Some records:
***

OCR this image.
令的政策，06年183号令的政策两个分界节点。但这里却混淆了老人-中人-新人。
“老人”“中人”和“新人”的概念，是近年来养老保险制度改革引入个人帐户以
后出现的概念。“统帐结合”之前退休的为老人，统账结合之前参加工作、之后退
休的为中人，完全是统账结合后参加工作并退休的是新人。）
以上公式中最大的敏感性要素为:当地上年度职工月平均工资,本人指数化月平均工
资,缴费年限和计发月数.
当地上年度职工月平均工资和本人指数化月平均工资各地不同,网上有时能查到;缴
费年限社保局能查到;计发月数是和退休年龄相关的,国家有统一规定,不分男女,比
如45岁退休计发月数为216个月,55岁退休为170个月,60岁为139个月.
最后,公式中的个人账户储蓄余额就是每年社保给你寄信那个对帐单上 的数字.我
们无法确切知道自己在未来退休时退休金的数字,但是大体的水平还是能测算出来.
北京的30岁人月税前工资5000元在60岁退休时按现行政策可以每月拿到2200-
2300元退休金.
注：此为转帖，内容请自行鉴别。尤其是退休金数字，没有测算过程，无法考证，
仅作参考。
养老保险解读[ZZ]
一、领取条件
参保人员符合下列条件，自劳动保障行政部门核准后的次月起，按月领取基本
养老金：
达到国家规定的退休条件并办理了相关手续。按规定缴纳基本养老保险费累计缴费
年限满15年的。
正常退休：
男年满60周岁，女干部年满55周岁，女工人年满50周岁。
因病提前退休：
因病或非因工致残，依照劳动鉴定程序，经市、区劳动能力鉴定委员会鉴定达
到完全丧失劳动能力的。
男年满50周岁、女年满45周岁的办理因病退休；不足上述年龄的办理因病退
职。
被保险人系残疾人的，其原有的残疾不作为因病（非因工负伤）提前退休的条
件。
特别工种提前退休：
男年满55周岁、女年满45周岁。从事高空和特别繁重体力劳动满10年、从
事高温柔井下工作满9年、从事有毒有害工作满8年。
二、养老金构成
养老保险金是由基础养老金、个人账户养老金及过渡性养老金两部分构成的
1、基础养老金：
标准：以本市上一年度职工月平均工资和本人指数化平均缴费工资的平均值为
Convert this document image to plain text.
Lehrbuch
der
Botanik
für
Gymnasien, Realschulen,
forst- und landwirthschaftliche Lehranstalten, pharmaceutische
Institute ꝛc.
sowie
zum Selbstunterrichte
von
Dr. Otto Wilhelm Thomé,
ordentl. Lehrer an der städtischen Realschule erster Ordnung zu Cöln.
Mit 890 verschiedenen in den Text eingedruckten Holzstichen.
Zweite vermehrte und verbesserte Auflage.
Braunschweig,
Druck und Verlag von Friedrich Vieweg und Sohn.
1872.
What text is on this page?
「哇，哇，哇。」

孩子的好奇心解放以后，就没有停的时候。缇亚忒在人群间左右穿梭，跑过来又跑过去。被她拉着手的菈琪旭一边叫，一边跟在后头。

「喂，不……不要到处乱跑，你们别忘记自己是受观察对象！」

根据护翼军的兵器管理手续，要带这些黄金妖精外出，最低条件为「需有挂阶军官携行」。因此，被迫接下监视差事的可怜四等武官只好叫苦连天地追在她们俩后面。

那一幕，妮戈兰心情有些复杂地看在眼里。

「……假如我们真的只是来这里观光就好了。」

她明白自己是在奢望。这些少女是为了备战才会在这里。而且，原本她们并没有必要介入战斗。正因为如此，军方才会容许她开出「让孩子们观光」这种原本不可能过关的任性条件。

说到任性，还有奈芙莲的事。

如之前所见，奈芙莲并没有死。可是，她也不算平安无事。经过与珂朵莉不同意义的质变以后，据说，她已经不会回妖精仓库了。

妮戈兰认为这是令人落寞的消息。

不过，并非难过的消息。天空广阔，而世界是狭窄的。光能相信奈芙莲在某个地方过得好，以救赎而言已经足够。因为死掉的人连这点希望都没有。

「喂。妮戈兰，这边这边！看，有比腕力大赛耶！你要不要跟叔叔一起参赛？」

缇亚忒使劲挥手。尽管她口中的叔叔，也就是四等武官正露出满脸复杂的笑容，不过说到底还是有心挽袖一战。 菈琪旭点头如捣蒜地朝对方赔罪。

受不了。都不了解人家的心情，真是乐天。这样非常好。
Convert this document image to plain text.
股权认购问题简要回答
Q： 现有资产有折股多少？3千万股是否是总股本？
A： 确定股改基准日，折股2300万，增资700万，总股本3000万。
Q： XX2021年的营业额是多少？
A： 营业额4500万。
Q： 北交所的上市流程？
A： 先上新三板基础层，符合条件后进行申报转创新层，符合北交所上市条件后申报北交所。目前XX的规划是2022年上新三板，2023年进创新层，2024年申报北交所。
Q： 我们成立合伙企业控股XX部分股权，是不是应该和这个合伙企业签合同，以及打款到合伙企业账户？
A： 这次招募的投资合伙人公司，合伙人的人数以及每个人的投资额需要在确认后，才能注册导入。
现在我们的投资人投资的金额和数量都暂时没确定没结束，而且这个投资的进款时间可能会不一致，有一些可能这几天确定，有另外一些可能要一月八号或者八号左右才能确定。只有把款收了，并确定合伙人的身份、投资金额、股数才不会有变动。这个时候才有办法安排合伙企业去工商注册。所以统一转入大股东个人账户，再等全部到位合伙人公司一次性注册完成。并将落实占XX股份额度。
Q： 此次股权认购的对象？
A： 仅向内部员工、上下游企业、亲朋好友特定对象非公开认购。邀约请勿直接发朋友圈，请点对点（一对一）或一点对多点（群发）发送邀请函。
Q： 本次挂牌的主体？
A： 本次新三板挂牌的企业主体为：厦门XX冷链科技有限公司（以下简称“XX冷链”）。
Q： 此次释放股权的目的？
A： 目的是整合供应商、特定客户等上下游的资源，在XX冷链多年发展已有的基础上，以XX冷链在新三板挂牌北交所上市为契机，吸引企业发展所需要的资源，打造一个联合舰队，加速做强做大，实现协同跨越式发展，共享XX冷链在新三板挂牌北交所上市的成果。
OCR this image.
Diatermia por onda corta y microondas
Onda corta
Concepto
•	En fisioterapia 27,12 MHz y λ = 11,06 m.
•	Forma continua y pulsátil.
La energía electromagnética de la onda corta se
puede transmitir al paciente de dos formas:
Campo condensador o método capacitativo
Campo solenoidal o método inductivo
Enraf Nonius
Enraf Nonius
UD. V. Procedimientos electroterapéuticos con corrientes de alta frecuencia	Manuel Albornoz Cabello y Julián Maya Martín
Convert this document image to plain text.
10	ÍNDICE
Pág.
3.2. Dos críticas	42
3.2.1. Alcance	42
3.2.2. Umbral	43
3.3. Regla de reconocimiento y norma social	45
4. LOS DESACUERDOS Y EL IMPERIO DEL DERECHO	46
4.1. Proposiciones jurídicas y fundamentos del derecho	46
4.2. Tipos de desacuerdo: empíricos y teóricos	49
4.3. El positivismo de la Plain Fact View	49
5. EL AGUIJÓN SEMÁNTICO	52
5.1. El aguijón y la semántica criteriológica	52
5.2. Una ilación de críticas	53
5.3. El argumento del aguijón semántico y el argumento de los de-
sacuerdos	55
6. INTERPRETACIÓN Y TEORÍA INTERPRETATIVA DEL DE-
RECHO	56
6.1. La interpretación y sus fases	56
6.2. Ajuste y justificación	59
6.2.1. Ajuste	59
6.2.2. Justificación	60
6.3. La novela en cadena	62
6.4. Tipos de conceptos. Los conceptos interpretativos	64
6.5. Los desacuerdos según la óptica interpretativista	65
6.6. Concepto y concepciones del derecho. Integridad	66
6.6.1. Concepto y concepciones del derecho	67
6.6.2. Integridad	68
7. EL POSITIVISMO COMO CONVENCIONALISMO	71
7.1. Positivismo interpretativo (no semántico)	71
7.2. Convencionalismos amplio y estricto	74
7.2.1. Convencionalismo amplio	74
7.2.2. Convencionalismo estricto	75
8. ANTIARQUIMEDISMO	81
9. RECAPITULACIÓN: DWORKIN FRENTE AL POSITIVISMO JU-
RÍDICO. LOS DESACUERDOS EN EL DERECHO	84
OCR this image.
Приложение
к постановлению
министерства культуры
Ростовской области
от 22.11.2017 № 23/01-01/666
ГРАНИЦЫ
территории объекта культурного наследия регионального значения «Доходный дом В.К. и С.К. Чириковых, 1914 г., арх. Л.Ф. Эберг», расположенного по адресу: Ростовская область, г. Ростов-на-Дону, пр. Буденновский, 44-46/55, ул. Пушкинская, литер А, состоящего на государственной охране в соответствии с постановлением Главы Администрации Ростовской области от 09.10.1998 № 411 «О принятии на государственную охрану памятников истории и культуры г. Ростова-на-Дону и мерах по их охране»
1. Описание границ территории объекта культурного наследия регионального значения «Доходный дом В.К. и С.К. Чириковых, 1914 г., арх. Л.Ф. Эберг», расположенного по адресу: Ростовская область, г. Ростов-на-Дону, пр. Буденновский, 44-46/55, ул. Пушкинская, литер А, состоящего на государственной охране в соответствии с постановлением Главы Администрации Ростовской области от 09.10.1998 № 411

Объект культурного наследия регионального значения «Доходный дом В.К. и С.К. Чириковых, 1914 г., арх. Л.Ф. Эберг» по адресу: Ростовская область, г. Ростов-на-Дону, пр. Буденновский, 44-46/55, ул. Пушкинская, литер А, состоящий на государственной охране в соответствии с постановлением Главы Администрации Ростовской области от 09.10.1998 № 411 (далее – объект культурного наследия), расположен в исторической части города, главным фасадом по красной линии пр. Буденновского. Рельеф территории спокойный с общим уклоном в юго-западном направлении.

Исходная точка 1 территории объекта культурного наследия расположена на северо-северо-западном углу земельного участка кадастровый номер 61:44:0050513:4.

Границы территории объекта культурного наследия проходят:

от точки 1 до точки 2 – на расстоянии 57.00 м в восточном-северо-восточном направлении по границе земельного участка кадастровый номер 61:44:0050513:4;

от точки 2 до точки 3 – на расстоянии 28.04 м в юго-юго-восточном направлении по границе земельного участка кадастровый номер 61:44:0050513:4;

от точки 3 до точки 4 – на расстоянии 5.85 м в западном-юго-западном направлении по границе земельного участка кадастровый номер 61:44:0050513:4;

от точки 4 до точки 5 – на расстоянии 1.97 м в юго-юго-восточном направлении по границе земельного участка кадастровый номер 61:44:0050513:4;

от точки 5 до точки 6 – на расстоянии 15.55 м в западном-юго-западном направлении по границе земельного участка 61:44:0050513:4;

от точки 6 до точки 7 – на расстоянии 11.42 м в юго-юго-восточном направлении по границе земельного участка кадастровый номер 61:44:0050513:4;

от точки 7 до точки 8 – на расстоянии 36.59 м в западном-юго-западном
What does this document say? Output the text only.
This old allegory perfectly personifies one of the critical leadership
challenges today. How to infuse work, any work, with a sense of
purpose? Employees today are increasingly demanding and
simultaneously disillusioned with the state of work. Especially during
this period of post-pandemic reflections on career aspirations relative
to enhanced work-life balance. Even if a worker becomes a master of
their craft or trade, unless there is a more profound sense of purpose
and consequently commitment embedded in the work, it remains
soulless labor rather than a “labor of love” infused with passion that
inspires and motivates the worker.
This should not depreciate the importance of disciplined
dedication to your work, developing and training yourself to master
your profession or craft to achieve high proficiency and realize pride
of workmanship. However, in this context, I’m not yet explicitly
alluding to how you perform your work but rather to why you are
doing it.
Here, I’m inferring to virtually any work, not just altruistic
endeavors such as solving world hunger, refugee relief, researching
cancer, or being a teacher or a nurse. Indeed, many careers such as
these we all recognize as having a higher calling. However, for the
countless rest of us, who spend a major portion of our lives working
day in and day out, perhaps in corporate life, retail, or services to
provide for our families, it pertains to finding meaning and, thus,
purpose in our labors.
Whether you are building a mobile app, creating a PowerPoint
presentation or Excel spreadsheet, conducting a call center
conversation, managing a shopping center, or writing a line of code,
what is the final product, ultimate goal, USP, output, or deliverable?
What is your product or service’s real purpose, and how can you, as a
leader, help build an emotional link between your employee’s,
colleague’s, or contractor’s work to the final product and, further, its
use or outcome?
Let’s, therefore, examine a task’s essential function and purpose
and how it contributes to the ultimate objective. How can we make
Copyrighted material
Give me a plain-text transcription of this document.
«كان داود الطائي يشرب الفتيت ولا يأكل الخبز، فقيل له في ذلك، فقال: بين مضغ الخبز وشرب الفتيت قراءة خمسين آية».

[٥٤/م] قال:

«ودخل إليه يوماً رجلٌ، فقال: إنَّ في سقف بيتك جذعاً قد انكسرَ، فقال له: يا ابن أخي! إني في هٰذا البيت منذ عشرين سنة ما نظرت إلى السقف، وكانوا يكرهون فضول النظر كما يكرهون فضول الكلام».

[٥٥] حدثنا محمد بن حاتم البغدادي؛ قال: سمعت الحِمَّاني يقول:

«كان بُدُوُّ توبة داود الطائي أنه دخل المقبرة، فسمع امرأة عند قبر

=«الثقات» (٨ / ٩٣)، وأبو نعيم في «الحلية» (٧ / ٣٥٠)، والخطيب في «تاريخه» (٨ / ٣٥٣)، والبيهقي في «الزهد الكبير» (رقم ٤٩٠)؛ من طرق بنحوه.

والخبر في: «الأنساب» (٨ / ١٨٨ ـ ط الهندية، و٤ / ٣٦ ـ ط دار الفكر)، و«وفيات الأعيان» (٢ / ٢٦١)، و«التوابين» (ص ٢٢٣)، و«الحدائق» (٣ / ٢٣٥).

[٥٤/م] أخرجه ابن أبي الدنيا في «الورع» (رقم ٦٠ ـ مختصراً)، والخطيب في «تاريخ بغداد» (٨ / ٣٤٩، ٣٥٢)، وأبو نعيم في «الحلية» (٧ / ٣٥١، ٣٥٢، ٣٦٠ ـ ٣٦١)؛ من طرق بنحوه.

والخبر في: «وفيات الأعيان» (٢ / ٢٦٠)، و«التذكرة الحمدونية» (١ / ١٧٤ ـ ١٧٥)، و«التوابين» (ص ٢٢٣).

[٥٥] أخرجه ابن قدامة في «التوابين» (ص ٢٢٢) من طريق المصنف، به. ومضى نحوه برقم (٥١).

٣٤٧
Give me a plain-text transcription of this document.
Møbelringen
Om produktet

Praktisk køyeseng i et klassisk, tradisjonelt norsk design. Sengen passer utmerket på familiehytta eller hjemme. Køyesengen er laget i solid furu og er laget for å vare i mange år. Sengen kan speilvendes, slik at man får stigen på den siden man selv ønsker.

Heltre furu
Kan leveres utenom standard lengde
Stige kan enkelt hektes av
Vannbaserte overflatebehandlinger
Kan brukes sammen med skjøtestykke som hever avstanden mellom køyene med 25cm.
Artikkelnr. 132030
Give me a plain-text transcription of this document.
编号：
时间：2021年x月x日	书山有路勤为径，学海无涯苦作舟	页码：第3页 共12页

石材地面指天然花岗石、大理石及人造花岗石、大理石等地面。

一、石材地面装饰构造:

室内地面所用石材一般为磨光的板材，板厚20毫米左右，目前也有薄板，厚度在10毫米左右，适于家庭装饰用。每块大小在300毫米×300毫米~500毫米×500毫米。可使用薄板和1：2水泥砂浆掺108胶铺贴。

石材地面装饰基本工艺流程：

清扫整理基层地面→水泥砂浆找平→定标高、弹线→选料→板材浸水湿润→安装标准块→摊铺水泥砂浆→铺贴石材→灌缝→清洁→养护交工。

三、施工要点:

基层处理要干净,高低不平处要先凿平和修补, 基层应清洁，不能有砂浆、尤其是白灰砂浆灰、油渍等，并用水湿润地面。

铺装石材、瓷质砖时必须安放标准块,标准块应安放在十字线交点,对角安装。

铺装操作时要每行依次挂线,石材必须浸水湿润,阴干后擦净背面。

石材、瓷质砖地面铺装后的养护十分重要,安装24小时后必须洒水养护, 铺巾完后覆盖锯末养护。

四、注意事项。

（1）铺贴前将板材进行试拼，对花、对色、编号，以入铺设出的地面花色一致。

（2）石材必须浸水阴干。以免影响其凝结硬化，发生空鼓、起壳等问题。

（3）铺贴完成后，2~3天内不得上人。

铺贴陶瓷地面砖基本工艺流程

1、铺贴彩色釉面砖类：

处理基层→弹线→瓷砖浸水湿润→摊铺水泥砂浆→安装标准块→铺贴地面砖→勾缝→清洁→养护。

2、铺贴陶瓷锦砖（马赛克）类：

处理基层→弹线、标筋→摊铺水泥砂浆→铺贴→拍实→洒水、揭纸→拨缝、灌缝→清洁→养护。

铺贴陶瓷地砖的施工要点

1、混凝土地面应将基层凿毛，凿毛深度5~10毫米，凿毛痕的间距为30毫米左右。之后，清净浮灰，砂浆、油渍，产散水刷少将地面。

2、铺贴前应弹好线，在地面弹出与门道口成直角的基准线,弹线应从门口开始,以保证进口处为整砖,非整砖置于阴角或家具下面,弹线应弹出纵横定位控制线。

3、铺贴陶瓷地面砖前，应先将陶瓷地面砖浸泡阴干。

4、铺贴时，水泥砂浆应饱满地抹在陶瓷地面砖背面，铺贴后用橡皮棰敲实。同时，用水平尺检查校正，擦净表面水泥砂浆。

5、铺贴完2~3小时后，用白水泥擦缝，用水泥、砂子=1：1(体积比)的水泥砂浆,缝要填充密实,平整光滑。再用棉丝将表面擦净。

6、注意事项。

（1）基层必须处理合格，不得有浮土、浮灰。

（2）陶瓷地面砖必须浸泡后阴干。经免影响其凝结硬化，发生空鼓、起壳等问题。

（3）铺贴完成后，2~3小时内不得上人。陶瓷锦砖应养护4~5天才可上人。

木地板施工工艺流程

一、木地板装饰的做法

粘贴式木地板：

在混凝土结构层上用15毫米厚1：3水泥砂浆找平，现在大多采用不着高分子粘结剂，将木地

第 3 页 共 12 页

***

[The task]
Copy each line in the data that holds the word "estricto".

[Answer to the task]
7.2. Convencionalismos amplio y estricto	74
7.2.2. Convencionalismo estricto	75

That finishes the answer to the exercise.